--- start Data shown ---

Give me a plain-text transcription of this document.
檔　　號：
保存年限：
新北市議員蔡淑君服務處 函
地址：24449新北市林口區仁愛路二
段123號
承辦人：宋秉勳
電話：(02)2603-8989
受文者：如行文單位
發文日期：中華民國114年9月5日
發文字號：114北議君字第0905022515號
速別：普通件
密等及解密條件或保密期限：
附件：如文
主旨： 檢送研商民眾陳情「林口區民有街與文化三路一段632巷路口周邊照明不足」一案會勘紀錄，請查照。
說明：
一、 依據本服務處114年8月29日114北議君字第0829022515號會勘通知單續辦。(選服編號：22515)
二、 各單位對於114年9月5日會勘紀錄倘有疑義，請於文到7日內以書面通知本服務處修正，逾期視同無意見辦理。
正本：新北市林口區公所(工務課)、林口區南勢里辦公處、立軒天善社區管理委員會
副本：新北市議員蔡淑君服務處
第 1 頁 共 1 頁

--- end Data shown ---

Written request
Return all of the data precisely as it appears.

Solution to the problem
Give me a plain-text transcription of this document.
檔　　號：
保存年限：
新北市議員蔡淑君服務處 函
地址：24449新北市林口區仁愛路二
段123號
承辦人：宋秉勳
電話：(02)2603-8989
受文者：如行文單位
發文日期：中華民國114年9月5日
發文字號：114北議君字第0905022515號
速別：普通件
密等及解密條件或保密期限：
附件：如文
主旨： 檢送研商民眾陳情「林口區民有街與文化三路一段632巷路口周邊照明不足」一案會勘紀錄，請查照。
說明：
一、 依據本服務處114年8月29日114北議君字第0829022515號會勘通知單續辦。(選服編號：22515)
二、 各單位對於114年9月5日會勘紀錄倘有疑義，請於文到7日內以書面通知本服務處修正，逾期視同無意見辦理。
正本：新北市林口區公所(工務課)、林口區南勢里辦公處、立軒天善社區管理委員會
副本：新北市議員蔡淑君服務處
第 1 頁 共 1 頁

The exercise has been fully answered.